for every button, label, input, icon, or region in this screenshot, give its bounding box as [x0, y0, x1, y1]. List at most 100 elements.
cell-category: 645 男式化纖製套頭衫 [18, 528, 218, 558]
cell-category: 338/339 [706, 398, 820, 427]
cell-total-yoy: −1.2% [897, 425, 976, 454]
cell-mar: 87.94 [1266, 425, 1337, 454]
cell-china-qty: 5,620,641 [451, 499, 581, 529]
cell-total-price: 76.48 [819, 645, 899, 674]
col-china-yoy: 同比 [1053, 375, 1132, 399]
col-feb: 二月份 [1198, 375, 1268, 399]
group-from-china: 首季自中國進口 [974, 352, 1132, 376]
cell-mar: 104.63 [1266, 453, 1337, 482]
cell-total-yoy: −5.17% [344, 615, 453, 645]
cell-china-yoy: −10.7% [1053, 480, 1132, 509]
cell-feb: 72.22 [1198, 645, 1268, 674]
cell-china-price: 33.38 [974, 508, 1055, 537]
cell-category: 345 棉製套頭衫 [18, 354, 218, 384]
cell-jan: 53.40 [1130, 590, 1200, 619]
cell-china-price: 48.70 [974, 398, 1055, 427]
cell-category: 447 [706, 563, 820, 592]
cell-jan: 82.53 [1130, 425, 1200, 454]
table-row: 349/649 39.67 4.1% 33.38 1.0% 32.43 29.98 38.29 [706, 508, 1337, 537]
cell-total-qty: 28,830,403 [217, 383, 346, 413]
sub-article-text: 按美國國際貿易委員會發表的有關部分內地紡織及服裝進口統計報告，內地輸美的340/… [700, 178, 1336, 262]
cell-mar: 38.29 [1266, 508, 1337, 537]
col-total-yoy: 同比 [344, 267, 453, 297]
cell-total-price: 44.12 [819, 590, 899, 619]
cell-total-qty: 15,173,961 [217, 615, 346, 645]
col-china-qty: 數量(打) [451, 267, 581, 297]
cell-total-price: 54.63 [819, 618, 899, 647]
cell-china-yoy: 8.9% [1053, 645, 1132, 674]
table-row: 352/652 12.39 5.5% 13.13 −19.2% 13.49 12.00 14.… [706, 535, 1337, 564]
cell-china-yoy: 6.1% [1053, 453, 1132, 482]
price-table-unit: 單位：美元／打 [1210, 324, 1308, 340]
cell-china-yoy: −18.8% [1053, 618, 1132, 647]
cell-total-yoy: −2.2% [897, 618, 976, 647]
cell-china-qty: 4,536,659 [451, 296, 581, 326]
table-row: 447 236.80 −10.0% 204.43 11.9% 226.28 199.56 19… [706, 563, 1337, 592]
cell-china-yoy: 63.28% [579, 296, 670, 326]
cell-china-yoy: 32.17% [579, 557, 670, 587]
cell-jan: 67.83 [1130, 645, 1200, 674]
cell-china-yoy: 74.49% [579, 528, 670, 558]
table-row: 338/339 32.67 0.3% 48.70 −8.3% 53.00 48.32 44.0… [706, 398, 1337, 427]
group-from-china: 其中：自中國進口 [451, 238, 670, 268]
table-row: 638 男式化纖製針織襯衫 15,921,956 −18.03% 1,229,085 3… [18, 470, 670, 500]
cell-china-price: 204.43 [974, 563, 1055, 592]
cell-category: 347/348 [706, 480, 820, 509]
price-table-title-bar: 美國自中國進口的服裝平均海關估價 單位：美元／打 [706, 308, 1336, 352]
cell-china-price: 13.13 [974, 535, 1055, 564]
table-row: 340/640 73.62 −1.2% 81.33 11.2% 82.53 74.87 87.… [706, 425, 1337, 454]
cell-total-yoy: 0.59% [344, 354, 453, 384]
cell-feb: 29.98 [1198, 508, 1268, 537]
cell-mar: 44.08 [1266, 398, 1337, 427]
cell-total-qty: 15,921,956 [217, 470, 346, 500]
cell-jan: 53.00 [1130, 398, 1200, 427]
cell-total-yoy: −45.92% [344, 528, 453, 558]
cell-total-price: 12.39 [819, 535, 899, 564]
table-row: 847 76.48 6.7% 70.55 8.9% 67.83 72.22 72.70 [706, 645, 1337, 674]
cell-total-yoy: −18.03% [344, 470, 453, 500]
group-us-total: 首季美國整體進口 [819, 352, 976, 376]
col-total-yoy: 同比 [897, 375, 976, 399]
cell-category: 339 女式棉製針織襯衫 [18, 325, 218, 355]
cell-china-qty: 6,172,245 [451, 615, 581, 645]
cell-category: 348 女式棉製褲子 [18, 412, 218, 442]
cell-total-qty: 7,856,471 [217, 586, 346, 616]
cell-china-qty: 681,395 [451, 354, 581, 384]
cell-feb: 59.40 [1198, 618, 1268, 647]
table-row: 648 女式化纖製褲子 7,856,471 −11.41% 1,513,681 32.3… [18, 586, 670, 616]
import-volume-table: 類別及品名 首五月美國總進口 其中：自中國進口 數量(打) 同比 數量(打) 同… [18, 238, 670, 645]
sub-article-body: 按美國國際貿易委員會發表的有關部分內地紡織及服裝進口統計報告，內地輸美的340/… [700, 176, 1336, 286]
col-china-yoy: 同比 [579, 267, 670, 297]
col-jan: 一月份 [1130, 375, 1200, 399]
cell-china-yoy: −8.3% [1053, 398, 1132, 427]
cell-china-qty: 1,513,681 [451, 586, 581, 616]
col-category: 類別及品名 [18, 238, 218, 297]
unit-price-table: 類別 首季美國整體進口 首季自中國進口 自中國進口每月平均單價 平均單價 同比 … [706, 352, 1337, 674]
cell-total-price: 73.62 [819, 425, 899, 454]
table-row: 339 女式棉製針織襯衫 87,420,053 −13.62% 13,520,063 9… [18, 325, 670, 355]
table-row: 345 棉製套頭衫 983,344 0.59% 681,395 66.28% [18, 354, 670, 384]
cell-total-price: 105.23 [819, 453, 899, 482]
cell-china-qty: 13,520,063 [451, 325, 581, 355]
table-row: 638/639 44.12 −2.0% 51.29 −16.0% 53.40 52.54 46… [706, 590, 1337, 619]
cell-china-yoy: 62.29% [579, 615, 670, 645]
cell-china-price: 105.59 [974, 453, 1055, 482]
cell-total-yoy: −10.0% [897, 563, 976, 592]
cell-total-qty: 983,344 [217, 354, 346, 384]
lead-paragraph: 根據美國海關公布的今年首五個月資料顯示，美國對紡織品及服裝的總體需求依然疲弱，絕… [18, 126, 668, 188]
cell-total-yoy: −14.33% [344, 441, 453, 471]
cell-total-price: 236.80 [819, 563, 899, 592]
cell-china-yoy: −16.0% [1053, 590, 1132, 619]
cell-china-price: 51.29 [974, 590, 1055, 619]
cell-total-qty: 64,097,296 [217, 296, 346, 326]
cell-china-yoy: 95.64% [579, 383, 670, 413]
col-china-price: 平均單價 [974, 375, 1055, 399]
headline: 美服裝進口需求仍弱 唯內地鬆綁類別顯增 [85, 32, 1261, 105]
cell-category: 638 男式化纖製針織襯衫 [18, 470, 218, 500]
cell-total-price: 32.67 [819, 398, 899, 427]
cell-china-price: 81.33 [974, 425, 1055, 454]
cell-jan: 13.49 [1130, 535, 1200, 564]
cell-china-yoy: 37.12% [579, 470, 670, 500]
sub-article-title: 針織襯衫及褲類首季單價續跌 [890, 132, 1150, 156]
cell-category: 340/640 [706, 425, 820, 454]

****************

Problem: Please copy every one of the rows above word for word.

Final answer:
for every button, label, input, icon, or region in this screenshot, give its bounding box as [x0, y0, x1, y1]. List at most 100 elements.
cell-category: 645 男式化纖製套頭衫 [18, 528, 218, 558]
cell-category: 338/339 [706, 398, 820, 427]
cell-total-yoy: −1.2% [897, 425, 976, 454]
cell-mar: 87.94 [1266, 425, 1337, 454]
cell-china-qty: 5,620,641 [451, 499, 581, 529]
cell-total-price: 76.48 [819, 645, 899, 674]
col-china-yoy: 同比 [1053, 375, 1132, 399]
col-feb: 二月份 [1198, 375, 1268, 399]
group-from-china: 首季自中國進口 [974, 352, 1132, 376]
cell-mar: 104.63 [1266, 453, 1337, 482]
cell-total-yoy: −5.17% [344, 615, 453, 645]
cell-china-yoy: −10.7% [1053, 480, 1132, 509]
cell-feb: 72.22 [1198, 645, 1268, 674]
cell-china-price: 33.38 [974, 508, 1055, 537]
cell-category: 345 棉製套頭衫 [18, 354, 218, 384]
cell-jan: 53.40 [1130, 590, 1200, 619]
cell-china-price: 48.70 [974, 398, 1055, 427]
cell-category: 447 [706, 563, 820, 592]
cell-jan: 82.53 [1130, 425, 1200, 454]
table-row: 349/649 39.67 4.1% 33.38 1.0% 32.43 29.98 38.29 [706, 508, 1337, 537]
cell-total-qty: 28,830,403 [217, 383, 346, 413]
sub-article-text: 按美國國際貿易委員會發表的有關部分內地紡織及服裝進口統計報告，內地輸美的340/… [700, 178, 1336, 262]
cell-mar: 38.29 [1266, 508, 1337, 537]
col-total-yoy: 同比 [344, 267, 453, 297]
cell-total-price: 44.12 [819, 590, 899, 619]
cell-total-qty: 15,173,961 [217, 615, 346, 645]
col-china-qty: 數量(打) [451, 267, 581, 297]
cell-total-price: 54.63 [819, 618, 899, 647]
cell-china-yoy: 8.9% [1053, 645, 1132, 674]
table-row: 352/652 12.39 5.5% 13.13 −19.2% 13.49 12.00 14.… [706, 535, 1337, 564]
cell-china-yoy: 6.1% [1053, 453, 1132, 482]
price-table-unit: 單位：美元／打 [1210, 324, 1308, 340]
cell-china-yoy: −18.8% [1053, 618, 1132, 647]
cell-total-yoy: −2.2% [897, 618, 976, 647]
cell-china-qty: 4,536,659 [451, 296, 581, 326]
table-row: 447 236.80 −10.0% 204.43 11.9% 226.28 199.56 19… [706, 563, 1337, 592]
cell-china-yoy: 63.28% [579, 296, 670, 326]
cell-china-yoy: 32.17% [579, 557, 670, 587]
cell-jan: 67.83 [1130, 645, 1200, 674]
cell-china-yoy: 74.49% [579, 528, 670, 558]
table-row: 338/339 32.67 0.3% 48.70 −8.3% 53.00 48.32 44.0… [706, 398, 1337, 427]
group-from-china: 其中：自中國進口 [451, 238, 670, 268]
table-row: 638 男式化纖製針織襯衫 15,921,956 −18.03% 1,229,085 3… [18, 470, 670, 500]
cell-china-price: 204.43 [974, 563, 1055, 592]
cell-category: 347/348 [706, 480, 820, 509]
price-table-title-bar: 美國自中國進口的服裝平均海關估價 單位：美元／打 [706, 308, 1336, 352]
cell-china-price: 13.13 [974, 535, 1055, 564]
table-row: 340/640 73.62 −1.2% 81.33 11.2% 82.53 74.87 87.… [706, 425, 1337, 454]
cell-total-yoy: 0.59% [344, 354, 453, 384]
cell-feb: 29.98 [1198, 508, 1268, 537]
cell-mar: 44.08 [1266, 398, 1337, 427]
cell-total-qty: 15,921,956 [217, 470, 346, 500]
cell-jan: 53.00 [1130, 398, 1200, 427]
cell-total-yoy: −45.92% [344, 528, 453, 558]
cell-total-price: 12.39 [819, 535, 899, 564]
table-row: 847 76.48 6.7% 70.55 8.9% 67.83 72.22 72.70 [706, 645, 1337, 674]
cell-total-yoy: −18.03% [344, 470, 453, 500]
group-us-total: 首季美國整體進口 [819, 352, 976, 376]
col-total-yoy: 同比 [897, 375, 976, 399]
cell-category: 339 女式棉製針織襯衫 [18, 325, 218, 355]
cell-china-qty: 6,172,245 [451, 615, 581, 645]
cell-category: 348 女式棉製褲子 [18, 412, 218, 442]
cell-total-qty: 7,856,471 [217, 586, 346, 616]
cell-china-qty: 681,395 [451, 354, 581, 384]
cell-feb: 59.40 [1198, 618, 1268, 647]
table-row: 648 女式化纖製褲子 7,856,471 −11.41% 1,513,681 32.3… [18, 586, 670, 616]
import-volume-table: 類別及品名 首五月美國總進口 其中：自中國進口 數量(打) 同比 數量(打) 同… [18, 238, 670, 645]
sub-article-body: 按美國國際貿易委員會發表的有關部分內地紡織及服裝進口統計報告，內地輸美的340/… [700, 176, 1336, 286]
col-china-yoy: 同比 [579, 267, 670, 297]
col-jan: 一月份 [1130, 375, 1200, 399]
cell-china-yoy: −8.3% [1053, 398, 1132, 427]
cell-china-qty: 1,513,681 [451, 586, 581, 616]
col-category: 類別及品名 [18, 238, 218, 297]
unit-price-table: 類別 首季美國整體進口 首季自中國進口 自中國進口每月平均單價 平均單價 同比 … [706, 352, 1337, 674]
cell-total-price: 73.62 [819, 425, 899, 454]
table-row: 339 女式棉製針織襯衫 87,420,053 −13.62% 13,520,063 9… [18, 325, 670, 355]
table-row: 345 棉製套頭衫 983,344 0.59% 681,395 66.28% [18, 354, 670, 384]
cell-total-price: 105.23 [819, 453, 899, 482]
cell-china-qty: 13,520,063 [451, 325, 581, 355]
table-row: 638/639 44.12 −2.0% 51.29 −16.0% 53.40 52.54 46… [706, 590, 1337, 619]
cell-china-yoy: 62.29% [579, 615, 670, 645]
cell-china-price: 105.59 [974, 453, 1055, 482]
cell-total-yoy: −10.0% [897, 563, 976, 592]
cell-total-qty: 983,344 [217, 354, 346, 384]
lead-paragraph: 根據美國海關公布的今年首五個月資料顯示，美國對紡織品及服裝的總體需求依然疲弱，絕… [18, 126, 668, 188]
cell-total-yoy: −14.33% [344, 441, 453, 471]
cell-total-price: 236.80 [819, 563, 899, 592]
cell-china-yoy: −16.0% [1053, 590, 1132, 619]
cell-china-price: 51.29 [974, 590, 1055, 619]
cell-total-qty: 64,097,296 [217, 296, 346, 326]
cell-china-yoy: 95.64% [579, 383, 670, 413]
col-china-price: 平均單價 [974, 375, 1055, 399]
headline: 美服裝進口需求仍弱 唯內地鬆綁類別顯增 [85, 32, 1261, 105]
cell-category: 638 男式化纖製針織襯衫 [18, 470, 218, 500]
cell-total-price: 32.67 [819, 398, 899, 427]
cell-china-price: 81.33 [974, 425, 1055, 454]
cell-jan: 13.49 [1130, 535, 1200, 564]
cell-china-yoy: 37.12% [579, 470, 670, 500]
sub-article-title: 針織襯衫及褲類首季單價續跌 [890, 132, 1150, 156]
cell-category: 340/640 [706, 425, 820, 454]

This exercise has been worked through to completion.